[Recorded data]
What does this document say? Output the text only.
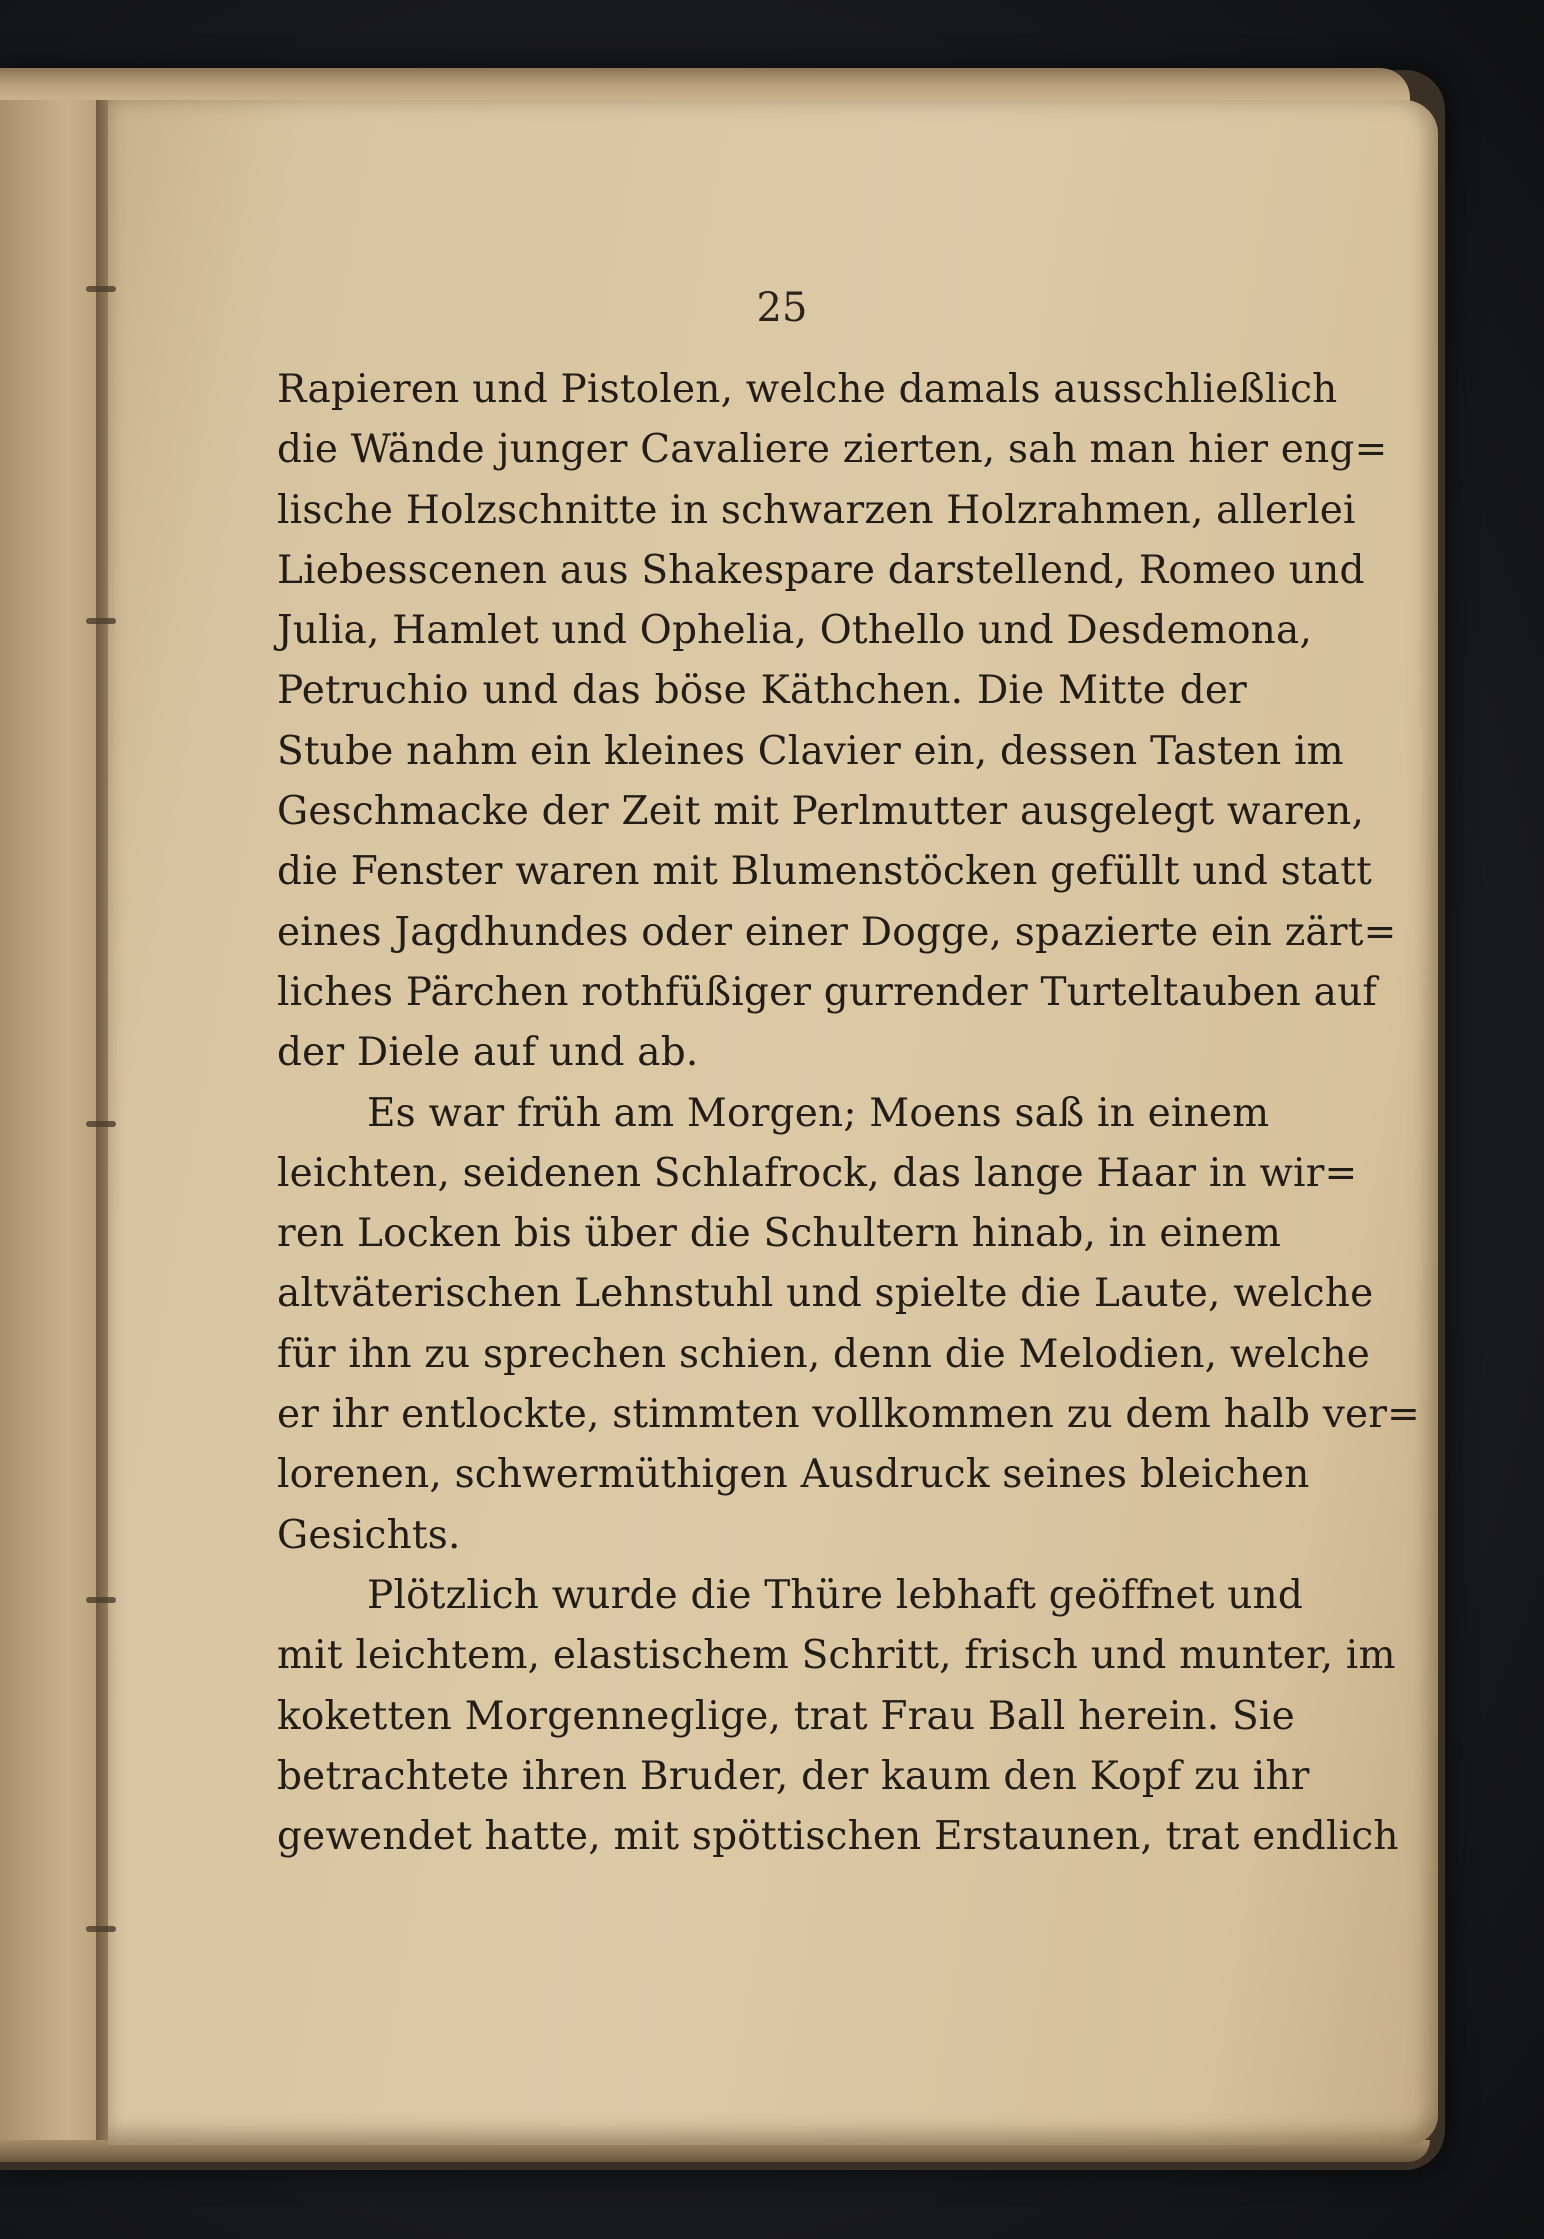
25
Rapieren und Pistolen, welche damals ausschließlich
die Wände junger Cavaliere zierten, sah man hier eng=
lische Holzschnitte in schwarzen Holzrahmen, allerlei
Liebesscenen aus Shakespare darstellend, Romeo und
Julia, Hamlet und Ophelia, Othello und Desdemona,
Petruchio und das böse Käthchen. Die Mitte der
Stube nahm ein kleines Clavier ein, dessen Tasten im
Geschmacke der Zeit mit Perlmutter ausgelegt waren,
die Fenster waren mit Blumenstöcken gefüllt und statt
eines Jagdhundes oder einer Dogge, spazierte ein zärt=
liches Pärchen rothfüßiger gurrender Turteltauben auf
der Diele auf und ab.
Es war früh am Morgen; Moens saß in einem
leichten, seidenen Schlafrock, das lange Haar in wir=
ren Locken bis über die Schultern hinab, in einem
altväterischen Lehnstuhl und spielte die Laute, welche
für ihn zu sprechen schien, denn die Melodien, welche
er ihr entlockte, stimmten vollkommen zu dem halb ver=
lorenen, schwermüthigen Ausdruck seines bleichen
Gesichts.
Plötzlich wurde die Thüre lebhaft geöffnet und
mit leichtem, elastischem Schritt, frisch und munter, im
koketten Morgenneglige, trat Frau Ball herein. Sie
betrachtete ihren Bruder, der kaum den Kopf zu ihr
gewendet hatte, mit spöttischen Erstaunen, trat endlich
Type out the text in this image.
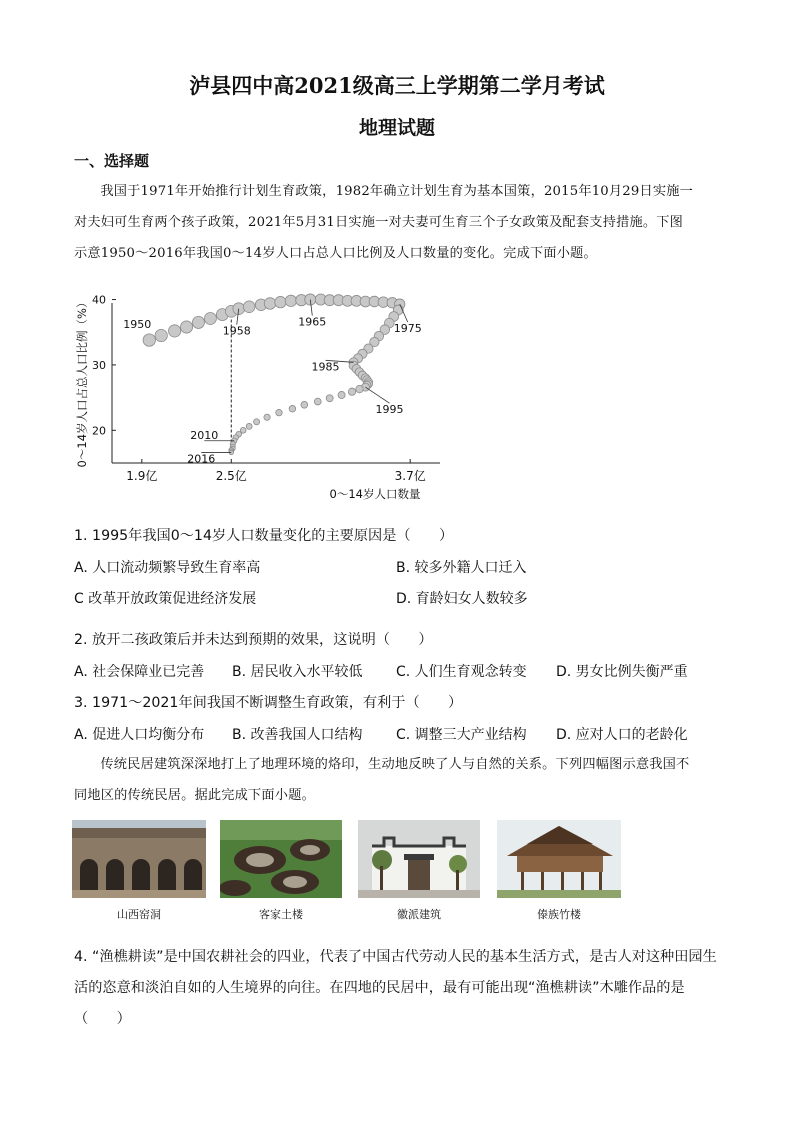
泸县四中高2021级高三上学期第二学月考试
地理试题
一、选择题
我国于1971年开始推行计划生育政策，1982年确立计划生育为基本国策，2015年10月29日实施一
对夫妇可生育两个孩子政策，2021年5月31日实施一对夫妻可生育三个子女政策及配套支持措施。下图
示意1950～2016年我国0～14岁人口占总人口比例及人口数量的变化。完成下面小题。
20
30
40
1.9亿	2.5亿	3.7亿
0～14岁人口数量
0～14岁人口占总人口比例（%）	1950
1958
1965
1975
1985
1995
2010
2016
1. 1995年我国0～14岁人口数量变化的主要原因是（　　）
A. 人口流动频繁导致生育率高	B. 较多外籍人口迁入
C 改革开放政策促进经济发展	D. 育龄妇女人数较多
2. 放开二孩政策后并未达到预期的效果，这说明（　　）
A. 社会保障业已完善 B. 居民收入水平较低 C. 人们生育观念转变 D. 男女比例失衡严重
3. 1971～2021年间我国不断调整生育政策，有利于（　　）
A. 促进人口均衡分布 B. 改善我国人口结构 C. 调整三大产业结构 D. 应对人口的老龄化
传统民居建筑深深地打上了地理环境的烙印，生动地反映了人与自然的关系。下列四幅图示意我国不
同地区的传统民居。据此完成下面小题。
山西窑洞	客家土楼	徽派建筑	傣族竹楼
4. “渔樵耕读”是中国农耕社会的四业，代表了中国古代劳动人民的基本生活方式，是古人对这种田园生
活的恣意和淡泊自如的人生境界的向往。在四地的民居中，最有可能出现“渔樵耕读”木雕作品的是
（　　）
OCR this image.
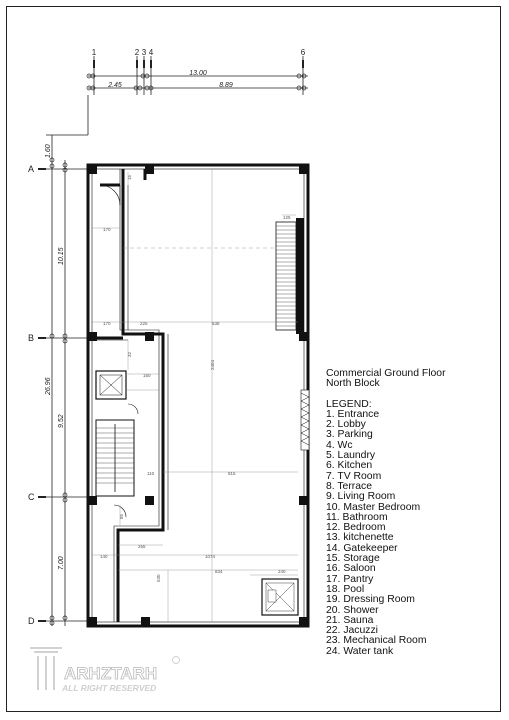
1	2 3 4	6
13.00
2.45	8.89
A
B
C
D
1.60
26.96
10.15
9.52
7.00
170
170	225	638
125
150
110	815
255
140	1074
834	240
530
2404
15
32
85
ARHZTARH
ALL RIGHT RESERVED
Commercial Ground Floor
North Block
LEGEND:
1. Entrance
2. Lobby
3. Parking
4. Wc
5. Laundry
6. Kitchen
7. TV Room
8. Terrace
9. Living Room
10. Master Bedroom
11. Bathroom
12. Bedroom
13. kitchenette
14. Gatekeeper
15. Storage
16. Saloon
17. Pantry
18. Pool
19. Dressing Room
20. Shower
21. Sauna
22. Jacuzzi
23. Mechanical Room
24. Water tank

### INSTRUCTIONS FOR THE TASK
Starting at the line that contains "OCR this image.", please write out every line to the end of the entries, inclusive, copied exactly and with pictures omitted.

### EXERCISE RESPONSE
OCR this image.
1	2 3 4	6
13.00
2.45	8.89
A
B
C
D
1.60
26.96
10.15
9.52
7.00
170
170	225	638
125
150
110	815
255
140	1074
834	240
530
2404
15
32
85
ARHZTARH
ALL RIGHT RESERVED
Commercial Ground Floor
North Block
LEGEND:
1. Entrance
2. Lobby
3. Parking
4. Wc
5. Laundry
6. Kitchen
7. TV Room
8. Terrace
9. Living Room
10. Master Bedroom
11. Bathroom
12. Bedroom
13. kitchenette
14. Gatekeeper
15. Storage
16. Saloon
17. Pantry
18. Pool
19. Dressing Room
20. Shower
21. Sauna
22. Jacuzzi
23. Mechanical Room
24. Water tank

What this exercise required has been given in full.